Document text records:
▬▬▬▬▬▬
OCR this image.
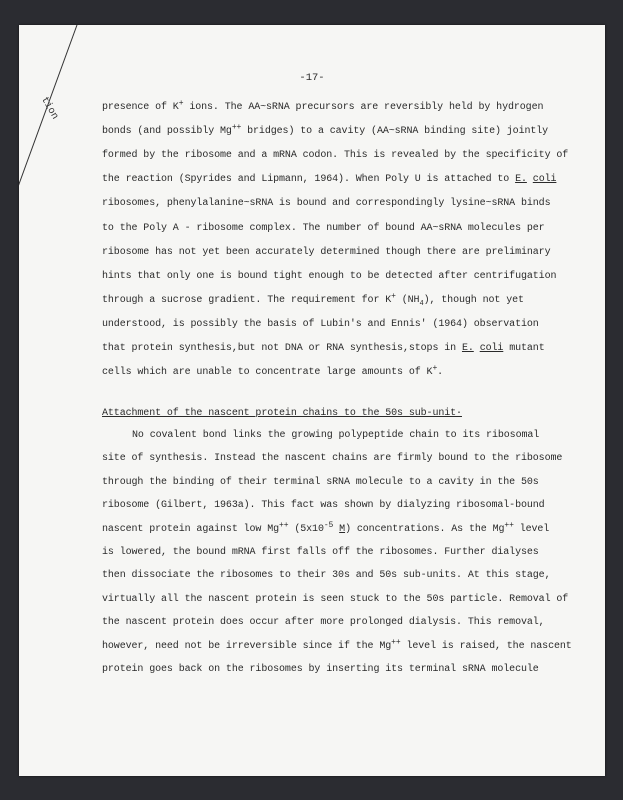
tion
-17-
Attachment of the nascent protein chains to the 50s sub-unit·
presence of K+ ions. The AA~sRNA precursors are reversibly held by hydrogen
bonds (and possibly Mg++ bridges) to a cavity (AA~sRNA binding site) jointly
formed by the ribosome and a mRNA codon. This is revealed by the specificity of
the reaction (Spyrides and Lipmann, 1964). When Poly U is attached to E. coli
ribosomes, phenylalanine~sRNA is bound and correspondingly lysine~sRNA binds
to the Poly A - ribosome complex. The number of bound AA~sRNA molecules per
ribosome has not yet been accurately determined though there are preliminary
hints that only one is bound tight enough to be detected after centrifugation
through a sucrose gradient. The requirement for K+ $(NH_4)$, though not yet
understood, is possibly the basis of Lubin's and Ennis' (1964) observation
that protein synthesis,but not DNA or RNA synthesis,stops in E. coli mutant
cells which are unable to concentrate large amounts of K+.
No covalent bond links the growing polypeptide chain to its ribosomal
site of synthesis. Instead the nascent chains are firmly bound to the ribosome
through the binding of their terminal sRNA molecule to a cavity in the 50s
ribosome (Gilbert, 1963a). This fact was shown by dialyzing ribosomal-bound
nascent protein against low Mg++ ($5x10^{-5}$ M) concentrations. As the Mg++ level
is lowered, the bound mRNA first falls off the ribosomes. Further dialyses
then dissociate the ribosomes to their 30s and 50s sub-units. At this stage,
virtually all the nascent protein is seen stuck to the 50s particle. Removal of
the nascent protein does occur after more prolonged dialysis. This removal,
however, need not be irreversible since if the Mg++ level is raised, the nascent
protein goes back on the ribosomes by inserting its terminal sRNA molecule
▬▬▬▬▬▬
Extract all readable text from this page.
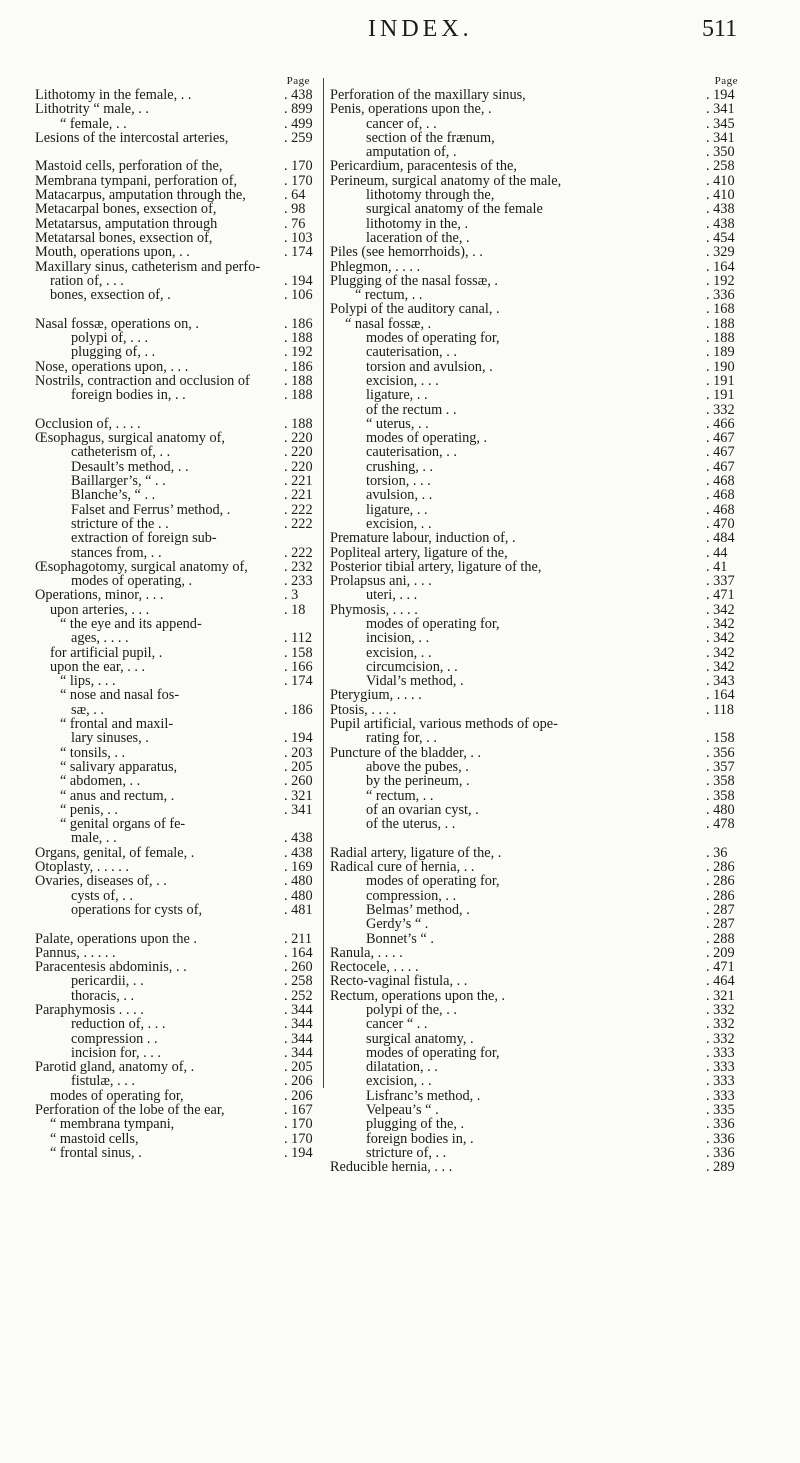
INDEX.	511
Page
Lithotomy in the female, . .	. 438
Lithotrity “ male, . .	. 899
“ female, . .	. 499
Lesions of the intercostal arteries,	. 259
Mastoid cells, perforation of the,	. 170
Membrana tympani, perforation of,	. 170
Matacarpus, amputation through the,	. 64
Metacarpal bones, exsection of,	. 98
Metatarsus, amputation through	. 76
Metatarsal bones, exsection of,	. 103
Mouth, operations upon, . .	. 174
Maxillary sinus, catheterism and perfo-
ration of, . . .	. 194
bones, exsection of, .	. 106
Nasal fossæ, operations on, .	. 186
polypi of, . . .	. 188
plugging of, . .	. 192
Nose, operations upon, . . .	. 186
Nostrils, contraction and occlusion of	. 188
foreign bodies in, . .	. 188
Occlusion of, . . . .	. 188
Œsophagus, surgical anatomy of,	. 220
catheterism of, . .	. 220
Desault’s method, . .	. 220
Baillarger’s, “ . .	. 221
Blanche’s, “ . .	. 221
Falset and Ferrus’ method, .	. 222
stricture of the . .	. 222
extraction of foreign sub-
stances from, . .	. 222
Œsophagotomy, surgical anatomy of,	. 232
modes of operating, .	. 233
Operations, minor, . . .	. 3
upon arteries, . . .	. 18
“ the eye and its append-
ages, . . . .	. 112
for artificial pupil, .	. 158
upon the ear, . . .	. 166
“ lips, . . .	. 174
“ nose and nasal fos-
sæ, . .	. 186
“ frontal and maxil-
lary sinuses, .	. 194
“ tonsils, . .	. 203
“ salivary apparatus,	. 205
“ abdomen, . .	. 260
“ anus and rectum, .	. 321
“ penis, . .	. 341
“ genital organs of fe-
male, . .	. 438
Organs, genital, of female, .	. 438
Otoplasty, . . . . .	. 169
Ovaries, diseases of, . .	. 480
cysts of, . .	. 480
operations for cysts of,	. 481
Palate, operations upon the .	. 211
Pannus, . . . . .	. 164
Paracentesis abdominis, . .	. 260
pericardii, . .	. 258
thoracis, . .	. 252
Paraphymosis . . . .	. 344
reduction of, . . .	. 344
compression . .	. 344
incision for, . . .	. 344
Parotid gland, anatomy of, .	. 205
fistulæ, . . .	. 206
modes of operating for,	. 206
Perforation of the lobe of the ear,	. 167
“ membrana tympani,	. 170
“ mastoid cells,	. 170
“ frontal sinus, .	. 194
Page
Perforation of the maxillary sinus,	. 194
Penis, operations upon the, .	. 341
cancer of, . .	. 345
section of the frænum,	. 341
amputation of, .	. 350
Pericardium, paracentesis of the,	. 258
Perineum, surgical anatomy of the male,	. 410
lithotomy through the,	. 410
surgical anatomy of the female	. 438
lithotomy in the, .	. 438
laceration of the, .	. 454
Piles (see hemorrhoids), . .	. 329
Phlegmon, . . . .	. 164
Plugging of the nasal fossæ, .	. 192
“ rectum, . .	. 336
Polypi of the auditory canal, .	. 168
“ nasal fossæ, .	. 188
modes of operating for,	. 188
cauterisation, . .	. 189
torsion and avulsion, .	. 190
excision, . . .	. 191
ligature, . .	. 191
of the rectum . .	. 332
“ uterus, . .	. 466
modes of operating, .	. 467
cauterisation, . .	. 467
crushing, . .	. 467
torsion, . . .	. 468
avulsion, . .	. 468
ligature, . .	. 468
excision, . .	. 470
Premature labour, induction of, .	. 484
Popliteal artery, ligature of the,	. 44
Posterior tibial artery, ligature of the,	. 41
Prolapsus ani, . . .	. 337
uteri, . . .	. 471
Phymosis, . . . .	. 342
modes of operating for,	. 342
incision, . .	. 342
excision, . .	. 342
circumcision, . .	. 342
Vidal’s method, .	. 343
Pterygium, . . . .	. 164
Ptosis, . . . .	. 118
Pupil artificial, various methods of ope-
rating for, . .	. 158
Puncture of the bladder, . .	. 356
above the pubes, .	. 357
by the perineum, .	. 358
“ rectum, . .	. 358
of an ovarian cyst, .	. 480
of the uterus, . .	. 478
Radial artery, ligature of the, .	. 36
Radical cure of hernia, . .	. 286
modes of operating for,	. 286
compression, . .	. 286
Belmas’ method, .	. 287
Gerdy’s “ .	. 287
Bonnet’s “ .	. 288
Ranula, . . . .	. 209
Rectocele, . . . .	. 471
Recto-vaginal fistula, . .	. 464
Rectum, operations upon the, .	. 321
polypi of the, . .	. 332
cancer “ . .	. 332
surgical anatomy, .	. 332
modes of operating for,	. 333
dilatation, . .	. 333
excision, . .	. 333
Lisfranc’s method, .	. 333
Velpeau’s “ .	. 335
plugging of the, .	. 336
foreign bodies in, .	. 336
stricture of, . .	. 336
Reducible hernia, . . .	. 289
▬▬▬▬▬▬
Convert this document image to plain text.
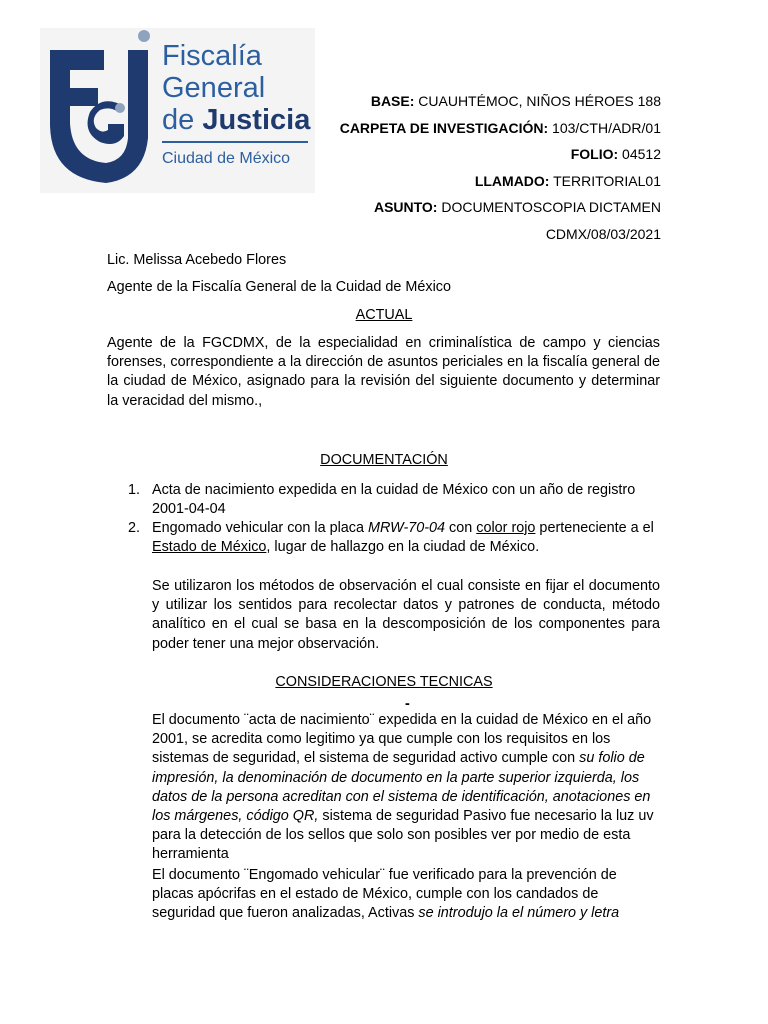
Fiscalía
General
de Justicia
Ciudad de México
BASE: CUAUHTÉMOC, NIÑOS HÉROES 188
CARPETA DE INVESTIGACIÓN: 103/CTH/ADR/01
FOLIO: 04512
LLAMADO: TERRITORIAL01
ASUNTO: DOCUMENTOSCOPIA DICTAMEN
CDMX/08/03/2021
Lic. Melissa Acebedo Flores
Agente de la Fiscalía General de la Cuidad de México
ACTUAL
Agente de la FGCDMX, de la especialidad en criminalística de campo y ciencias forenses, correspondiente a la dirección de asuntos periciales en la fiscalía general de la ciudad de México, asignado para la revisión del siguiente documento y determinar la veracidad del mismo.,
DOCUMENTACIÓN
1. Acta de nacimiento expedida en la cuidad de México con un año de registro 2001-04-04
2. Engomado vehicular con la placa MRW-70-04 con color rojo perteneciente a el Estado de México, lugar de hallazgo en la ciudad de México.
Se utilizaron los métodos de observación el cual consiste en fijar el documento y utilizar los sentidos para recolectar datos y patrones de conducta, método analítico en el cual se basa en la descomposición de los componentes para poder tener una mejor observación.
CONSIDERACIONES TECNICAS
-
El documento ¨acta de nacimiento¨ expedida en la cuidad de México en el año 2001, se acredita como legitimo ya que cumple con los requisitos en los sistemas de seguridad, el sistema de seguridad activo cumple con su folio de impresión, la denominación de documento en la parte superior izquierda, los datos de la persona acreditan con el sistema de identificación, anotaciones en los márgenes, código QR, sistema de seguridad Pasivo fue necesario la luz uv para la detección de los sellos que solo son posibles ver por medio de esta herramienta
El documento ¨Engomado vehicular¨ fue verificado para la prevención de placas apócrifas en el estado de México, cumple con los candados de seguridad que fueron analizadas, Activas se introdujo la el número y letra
▬▬▬▬▬▬
Work instructions =>
Go through the entries above and copy every line containing "artificial".

Task solution =>
for artificial pupil, .	. 158
Pupil artificial, various methods of ope-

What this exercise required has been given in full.